Rows from a figure dataset
+===+
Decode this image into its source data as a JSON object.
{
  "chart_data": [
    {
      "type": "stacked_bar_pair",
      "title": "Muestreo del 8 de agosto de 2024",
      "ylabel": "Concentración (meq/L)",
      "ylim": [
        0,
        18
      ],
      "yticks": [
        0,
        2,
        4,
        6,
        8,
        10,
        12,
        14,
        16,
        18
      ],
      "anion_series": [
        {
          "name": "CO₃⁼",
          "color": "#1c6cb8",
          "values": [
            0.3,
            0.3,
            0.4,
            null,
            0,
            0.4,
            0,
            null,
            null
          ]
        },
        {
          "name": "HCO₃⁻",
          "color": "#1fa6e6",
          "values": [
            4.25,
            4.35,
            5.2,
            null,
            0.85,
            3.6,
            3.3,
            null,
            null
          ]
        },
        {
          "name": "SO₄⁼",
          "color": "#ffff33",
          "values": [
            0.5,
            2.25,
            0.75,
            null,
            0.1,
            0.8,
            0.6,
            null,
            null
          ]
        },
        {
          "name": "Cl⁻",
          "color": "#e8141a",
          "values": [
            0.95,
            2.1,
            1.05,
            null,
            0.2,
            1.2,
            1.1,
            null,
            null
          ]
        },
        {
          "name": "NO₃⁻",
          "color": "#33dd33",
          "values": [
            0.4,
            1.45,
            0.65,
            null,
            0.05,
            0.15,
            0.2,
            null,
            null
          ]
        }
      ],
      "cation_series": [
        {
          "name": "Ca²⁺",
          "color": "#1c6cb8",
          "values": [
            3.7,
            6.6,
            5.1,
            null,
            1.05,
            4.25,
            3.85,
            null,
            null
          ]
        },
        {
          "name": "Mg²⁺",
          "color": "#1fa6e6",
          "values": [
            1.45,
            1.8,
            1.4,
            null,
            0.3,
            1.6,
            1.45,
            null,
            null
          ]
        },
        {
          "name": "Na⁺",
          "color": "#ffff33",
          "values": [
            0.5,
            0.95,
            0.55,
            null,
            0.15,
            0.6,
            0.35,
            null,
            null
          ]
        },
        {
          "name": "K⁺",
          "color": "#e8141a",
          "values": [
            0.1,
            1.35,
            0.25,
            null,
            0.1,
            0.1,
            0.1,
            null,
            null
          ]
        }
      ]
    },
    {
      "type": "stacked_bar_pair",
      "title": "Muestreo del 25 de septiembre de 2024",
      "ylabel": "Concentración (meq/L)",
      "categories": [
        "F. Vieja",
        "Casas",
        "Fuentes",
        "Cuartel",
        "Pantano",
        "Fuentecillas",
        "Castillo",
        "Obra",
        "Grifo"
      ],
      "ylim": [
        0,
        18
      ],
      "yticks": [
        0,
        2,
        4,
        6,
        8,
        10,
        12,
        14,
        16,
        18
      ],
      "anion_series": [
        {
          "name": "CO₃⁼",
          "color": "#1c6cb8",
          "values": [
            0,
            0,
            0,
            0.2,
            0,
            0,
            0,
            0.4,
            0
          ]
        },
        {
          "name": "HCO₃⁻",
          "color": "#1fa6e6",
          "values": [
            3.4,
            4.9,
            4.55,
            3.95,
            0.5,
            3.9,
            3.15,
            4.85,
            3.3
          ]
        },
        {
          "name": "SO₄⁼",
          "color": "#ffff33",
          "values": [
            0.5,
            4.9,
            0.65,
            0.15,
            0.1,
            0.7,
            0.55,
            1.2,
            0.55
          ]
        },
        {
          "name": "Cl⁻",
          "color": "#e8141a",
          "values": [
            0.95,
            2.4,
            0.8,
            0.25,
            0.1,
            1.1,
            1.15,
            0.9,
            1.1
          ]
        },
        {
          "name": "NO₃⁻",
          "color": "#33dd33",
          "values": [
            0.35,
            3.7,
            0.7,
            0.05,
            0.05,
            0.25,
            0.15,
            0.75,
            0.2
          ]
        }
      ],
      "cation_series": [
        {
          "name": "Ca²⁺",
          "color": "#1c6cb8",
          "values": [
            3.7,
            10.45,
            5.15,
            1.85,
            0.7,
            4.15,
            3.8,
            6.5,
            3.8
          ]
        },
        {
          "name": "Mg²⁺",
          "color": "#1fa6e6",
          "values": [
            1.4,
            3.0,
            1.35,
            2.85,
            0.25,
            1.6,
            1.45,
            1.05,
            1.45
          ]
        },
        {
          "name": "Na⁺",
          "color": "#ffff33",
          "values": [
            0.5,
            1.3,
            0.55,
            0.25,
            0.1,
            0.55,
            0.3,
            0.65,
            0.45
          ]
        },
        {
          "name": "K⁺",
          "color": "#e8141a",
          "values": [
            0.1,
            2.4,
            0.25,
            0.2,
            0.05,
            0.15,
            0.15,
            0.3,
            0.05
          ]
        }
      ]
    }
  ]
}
+===+
What you will do: Indicate how many lines of the material include the word "title"; the number alone is required.

Output: 2